> To be done
Please write the next part of the forum thread about worn front wheel hubs, starting right after its last sentence.

> Text extract

Posted: Sun Nov 09, 2008 7:48 am
by tahiti350
How bad can front hubs get before they self destruct? The '92 FWD wagon I bought has both hubs bad. Drivers side has lots of free play/slop, and the passneger side feels like the bearings are actually gone. P.O. used it to tow a 12' fiberglass boat, and beat on it some, from what I hear from his friends.

I went ahead and put the axles back in and put the brakes on (P.O. had stripped a bunch of stuff since the "trans main bearing" was bad). I put it together so I could drive it a little to check the trans and stuff out before I start putting any money into it.

Also, is there any problem using ABS front hubs on a non-ABS car? Thats what my parts wagon and the sedan at the wrecking yard have. I figure i'll just remove the wheel speed sensors, and should be good to go?

Posted: Sun Nov 09, 2008 3:11 pm
by kimokalihi
I had 3 bad wheel bearings on my 90 legacy wagon AWD 4EAT. I just went to the junkyard and bought the whole hub assemblies for $25 each since the dealership wanted $1,400 to replace the bearings and I paid $400 for the whole car. One of the hubs I bought had a bad bearing in it and had to be replaced again but for $100 I replaced all the bad ones and it was much quieter and smoother after that and didn't have to pay the man $1400.

It's pretty easy to do also. Only hard part is getting the bottom bolt out of the lower control arm. It was always rusted in hard core. It's difficult to get out without destroying the boot on the bolt. I forget what that bolts called.

> Listed records
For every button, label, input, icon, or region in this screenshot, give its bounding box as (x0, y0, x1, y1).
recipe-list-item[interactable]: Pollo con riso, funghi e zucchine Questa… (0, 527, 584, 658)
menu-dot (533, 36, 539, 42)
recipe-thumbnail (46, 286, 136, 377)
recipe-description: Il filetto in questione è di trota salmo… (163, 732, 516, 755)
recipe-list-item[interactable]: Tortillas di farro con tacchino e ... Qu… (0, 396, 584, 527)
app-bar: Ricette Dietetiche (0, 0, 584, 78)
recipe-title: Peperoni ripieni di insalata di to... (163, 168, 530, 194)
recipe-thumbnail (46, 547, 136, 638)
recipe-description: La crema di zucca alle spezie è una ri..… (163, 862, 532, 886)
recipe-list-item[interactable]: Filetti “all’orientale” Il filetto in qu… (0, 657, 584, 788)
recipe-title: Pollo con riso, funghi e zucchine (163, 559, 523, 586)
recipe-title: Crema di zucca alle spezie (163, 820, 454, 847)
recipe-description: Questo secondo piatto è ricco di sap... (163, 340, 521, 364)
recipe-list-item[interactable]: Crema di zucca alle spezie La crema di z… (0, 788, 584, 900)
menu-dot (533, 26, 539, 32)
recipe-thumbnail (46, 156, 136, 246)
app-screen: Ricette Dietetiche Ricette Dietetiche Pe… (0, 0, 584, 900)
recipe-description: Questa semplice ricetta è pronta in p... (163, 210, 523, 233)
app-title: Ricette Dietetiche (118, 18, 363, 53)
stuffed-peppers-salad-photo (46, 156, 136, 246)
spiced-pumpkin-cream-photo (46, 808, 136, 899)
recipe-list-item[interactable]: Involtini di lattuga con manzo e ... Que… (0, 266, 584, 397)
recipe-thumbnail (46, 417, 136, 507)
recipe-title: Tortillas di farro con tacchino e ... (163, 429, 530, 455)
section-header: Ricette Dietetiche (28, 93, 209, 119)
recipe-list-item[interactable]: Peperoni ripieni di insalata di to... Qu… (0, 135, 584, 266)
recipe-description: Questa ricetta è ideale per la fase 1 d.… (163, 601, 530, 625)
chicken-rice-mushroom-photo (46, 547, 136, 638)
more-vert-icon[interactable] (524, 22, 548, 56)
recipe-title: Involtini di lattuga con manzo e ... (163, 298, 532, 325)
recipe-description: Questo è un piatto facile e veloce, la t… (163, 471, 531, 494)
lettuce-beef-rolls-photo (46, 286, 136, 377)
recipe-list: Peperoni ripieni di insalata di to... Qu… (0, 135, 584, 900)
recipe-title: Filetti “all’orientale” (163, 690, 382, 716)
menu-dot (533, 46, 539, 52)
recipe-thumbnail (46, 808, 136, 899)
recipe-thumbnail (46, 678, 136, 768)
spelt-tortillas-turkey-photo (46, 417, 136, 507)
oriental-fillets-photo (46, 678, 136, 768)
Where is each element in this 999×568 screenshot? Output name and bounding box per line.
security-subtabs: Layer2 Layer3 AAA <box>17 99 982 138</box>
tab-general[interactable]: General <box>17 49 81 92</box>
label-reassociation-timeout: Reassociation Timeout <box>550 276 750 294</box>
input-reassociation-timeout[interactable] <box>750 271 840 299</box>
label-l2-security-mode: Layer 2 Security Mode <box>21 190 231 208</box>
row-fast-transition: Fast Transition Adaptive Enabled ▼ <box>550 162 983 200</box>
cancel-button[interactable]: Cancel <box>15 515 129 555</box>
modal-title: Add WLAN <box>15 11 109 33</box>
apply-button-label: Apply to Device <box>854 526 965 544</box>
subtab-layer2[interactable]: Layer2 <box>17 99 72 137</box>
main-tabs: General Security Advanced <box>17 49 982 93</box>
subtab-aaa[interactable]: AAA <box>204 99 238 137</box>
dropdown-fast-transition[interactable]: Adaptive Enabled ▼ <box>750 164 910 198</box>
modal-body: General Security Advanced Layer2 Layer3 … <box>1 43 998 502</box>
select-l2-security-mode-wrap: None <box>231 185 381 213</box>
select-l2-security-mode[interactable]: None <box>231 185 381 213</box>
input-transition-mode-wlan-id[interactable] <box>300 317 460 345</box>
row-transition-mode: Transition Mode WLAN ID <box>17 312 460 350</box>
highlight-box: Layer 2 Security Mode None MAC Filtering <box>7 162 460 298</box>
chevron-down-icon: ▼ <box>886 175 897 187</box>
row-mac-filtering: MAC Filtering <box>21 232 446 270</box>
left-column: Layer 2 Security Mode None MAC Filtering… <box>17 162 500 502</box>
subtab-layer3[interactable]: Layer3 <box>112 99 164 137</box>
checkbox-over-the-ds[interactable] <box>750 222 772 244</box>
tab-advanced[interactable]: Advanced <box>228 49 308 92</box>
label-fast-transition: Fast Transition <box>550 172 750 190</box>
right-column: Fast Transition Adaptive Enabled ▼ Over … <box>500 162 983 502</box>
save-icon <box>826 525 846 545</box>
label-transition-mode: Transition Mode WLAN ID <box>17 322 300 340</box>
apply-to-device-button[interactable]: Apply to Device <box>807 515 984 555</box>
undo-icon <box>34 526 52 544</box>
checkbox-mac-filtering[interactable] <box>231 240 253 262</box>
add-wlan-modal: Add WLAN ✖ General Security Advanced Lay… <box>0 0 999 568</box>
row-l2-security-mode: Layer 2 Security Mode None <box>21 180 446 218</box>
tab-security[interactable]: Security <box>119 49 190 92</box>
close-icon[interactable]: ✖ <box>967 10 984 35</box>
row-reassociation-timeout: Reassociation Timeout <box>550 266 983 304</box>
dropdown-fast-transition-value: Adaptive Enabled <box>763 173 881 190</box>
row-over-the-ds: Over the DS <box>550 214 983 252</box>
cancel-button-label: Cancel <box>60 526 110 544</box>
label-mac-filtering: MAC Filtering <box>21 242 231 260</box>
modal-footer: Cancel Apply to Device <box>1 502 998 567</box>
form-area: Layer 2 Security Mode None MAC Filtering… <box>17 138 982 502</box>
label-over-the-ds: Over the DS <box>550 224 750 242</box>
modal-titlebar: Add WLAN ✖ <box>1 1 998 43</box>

> Final result
My bearings were so bad the guy who sold me the car told me the rear end was bad and needed to be replaced. The rear end was fine.

Posted: Sun Nov 09, 2008 6:03 pm
by Buffman
you mean balljoint if you're talking about the front?

The one on the back of my wagon was pretty bad. It wasn't completely destroyed but the bearings were in bad shape, and the outer race assembly had pieces cracked off of it somehow.


THe bearings aren't hard to do, but you need a shop press to press hub from bearing, and then press bearing from steering knuckle, then reverse. I guess that's one reason I like Gm hubs. Unbolt the hub bearing assembly with 3/4 bolts after removing brakes and drive axle nut. Pull hub out (might require a little force), then install new one. One nice little package :)

Posted: Mon Nov 10, 2008 12:02 am
by tahiti350
I'm planning to just replace the entire hub assy with a set of ABS hubs, only like 6 bolts per side... plus the axle, of course.

Posted: Mon Nov 10, 2008 12:22 am
by Buffman
that's the easy way to do it :)

Posted: Mon Nov 10, 2008 2:10 am
by Bdub
Just replace the whole hub. So much easier.

Also, a good balljoint puller will separate the hub from the control arm. I just replaced an original 91 balljoint a couple months ago, and the puller separated them with relative ease. Just stand clear when it pops it out, the puller nearly took my head off as it pulled the two apart.

Posted: Sat Jan 10, 2009 2:35 am
by woodrat
The first time I pulled my transmission, I had to fight with the rusted up bolts on the ball joints and the ball joints spinning when trying to take the nuts off. I just bought new ball joints, they were less than $20 each at the import parts house.

Replacing the hub bearings was a snap, but I do have a small press in the shop. I would do those all day long for $1400/pair!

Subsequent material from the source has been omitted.